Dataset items
⟨
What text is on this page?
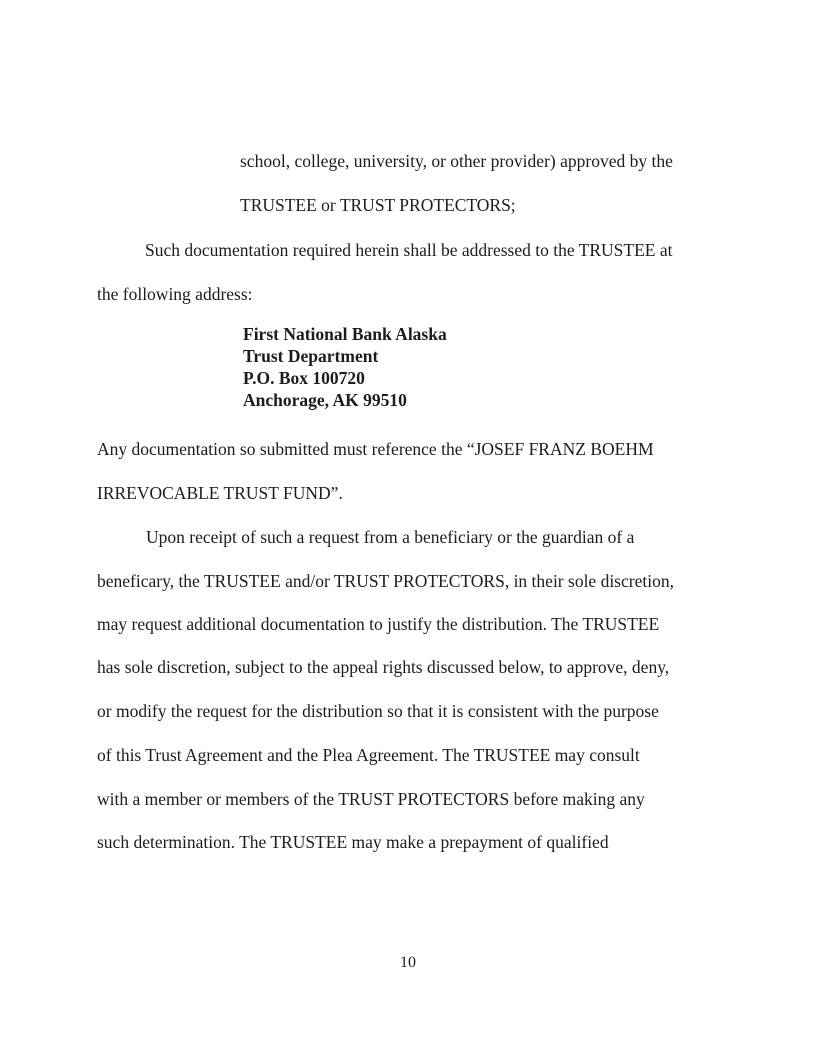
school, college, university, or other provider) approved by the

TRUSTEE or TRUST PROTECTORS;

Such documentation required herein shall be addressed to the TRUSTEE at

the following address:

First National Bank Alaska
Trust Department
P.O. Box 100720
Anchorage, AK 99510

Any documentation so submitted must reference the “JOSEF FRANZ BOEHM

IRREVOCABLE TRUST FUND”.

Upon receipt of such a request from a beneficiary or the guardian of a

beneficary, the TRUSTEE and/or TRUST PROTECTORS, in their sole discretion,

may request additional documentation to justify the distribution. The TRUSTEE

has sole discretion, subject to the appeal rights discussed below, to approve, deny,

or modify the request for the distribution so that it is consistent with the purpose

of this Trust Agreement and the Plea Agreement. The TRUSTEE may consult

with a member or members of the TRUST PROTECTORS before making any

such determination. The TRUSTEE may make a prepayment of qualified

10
⟩
⟨
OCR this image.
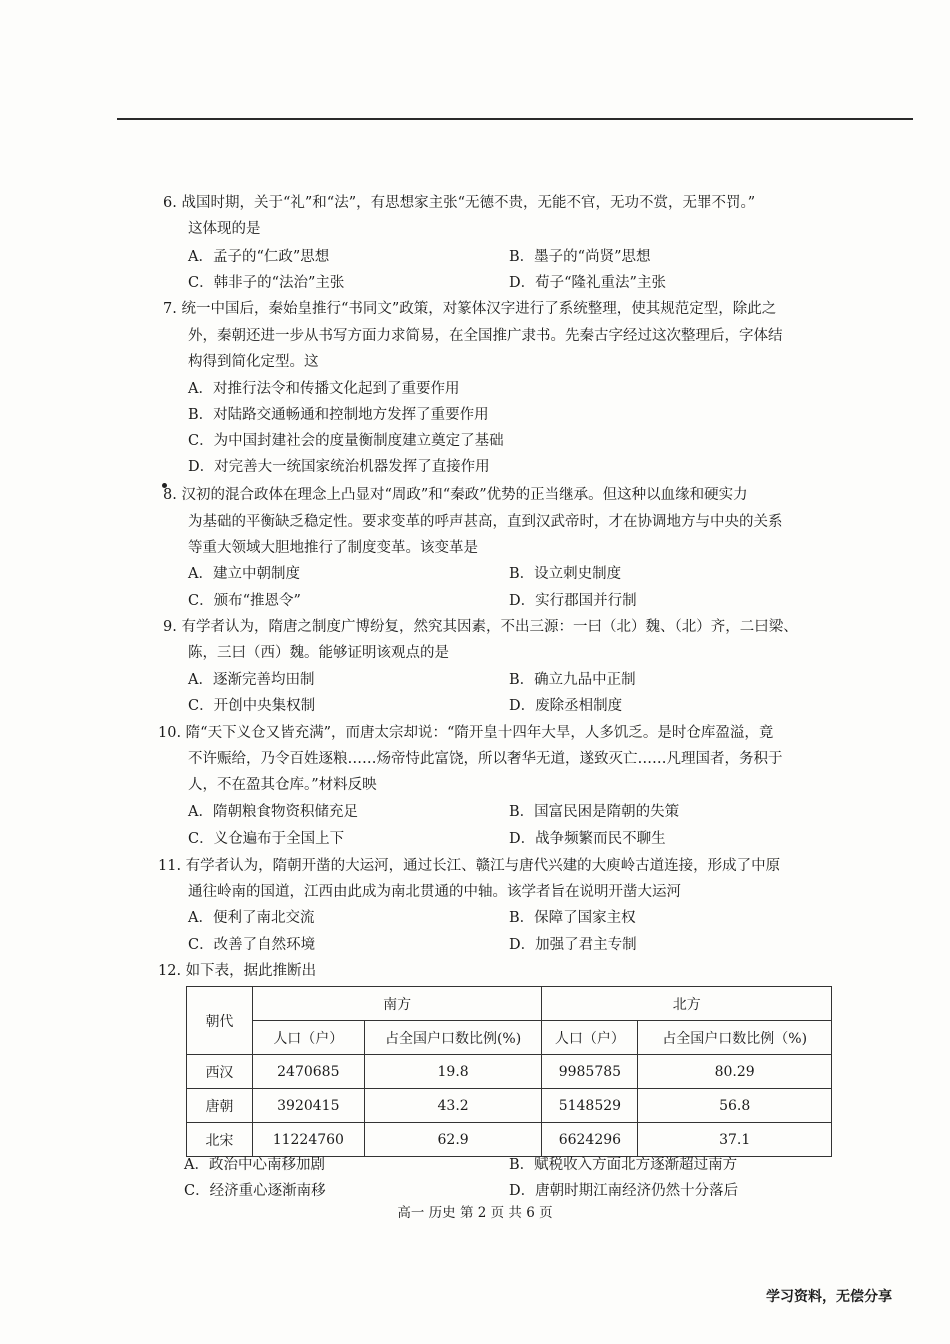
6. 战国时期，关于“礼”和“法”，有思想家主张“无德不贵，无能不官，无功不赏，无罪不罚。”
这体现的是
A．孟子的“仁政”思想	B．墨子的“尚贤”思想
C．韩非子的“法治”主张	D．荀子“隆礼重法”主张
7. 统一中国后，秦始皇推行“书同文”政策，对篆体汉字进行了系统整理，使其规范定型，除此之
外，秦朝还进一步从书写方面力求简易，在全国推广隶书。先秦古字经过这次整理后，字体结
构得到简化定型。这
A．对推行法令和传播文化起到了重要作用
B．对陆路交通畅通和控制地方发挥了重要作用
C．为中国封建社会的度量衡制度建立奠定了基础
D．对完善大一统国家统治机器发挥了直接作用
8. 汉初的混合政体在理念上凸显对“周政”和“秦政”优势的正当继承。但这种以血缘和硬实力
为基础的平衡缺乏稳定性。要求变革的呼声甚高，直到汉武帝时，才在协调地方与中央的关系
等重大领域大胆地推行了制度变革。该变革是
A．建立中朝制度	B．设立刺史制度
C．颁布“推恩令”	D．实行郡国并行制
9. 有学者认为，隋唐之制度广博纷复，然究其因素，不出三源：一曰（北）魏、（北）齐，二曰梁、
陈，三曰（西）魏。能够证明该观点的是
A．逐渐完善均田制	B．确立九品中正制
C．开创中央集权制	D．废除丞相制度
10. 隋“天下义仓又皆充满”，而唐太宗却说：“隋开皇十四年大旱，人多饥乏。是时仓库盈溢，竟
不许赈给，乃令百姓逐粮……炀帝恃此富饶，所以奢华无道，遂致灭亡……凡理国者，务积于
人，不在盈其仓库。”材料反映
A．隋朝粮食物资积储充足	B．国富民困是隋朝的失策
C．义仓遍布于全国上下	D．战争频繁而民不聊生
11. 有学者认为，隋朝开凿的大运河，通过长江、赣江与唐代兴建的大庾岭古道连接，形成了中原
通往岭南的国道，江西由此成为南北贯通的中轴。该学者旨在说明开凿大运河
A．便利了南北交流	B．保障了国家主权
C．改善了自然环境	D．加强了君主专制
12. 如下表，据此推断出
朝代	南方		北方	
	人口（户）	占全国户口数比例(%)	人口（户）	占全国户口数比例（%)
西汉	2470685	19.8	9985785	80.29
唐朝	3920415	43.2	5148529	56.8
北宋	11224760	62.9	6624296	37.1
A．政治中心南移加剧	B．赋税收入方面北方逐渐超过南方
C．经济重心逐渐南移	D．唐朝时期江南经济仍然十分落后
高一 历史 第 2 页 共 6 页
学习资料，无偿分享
⟩
_Written request_
Note each line of the entries that has "this" in it, and copy those lines.

_Reply_
What text is on this page?
of this Trust Agreement and the Plea Agreement. The TRUSTEE may consult
OCR this image.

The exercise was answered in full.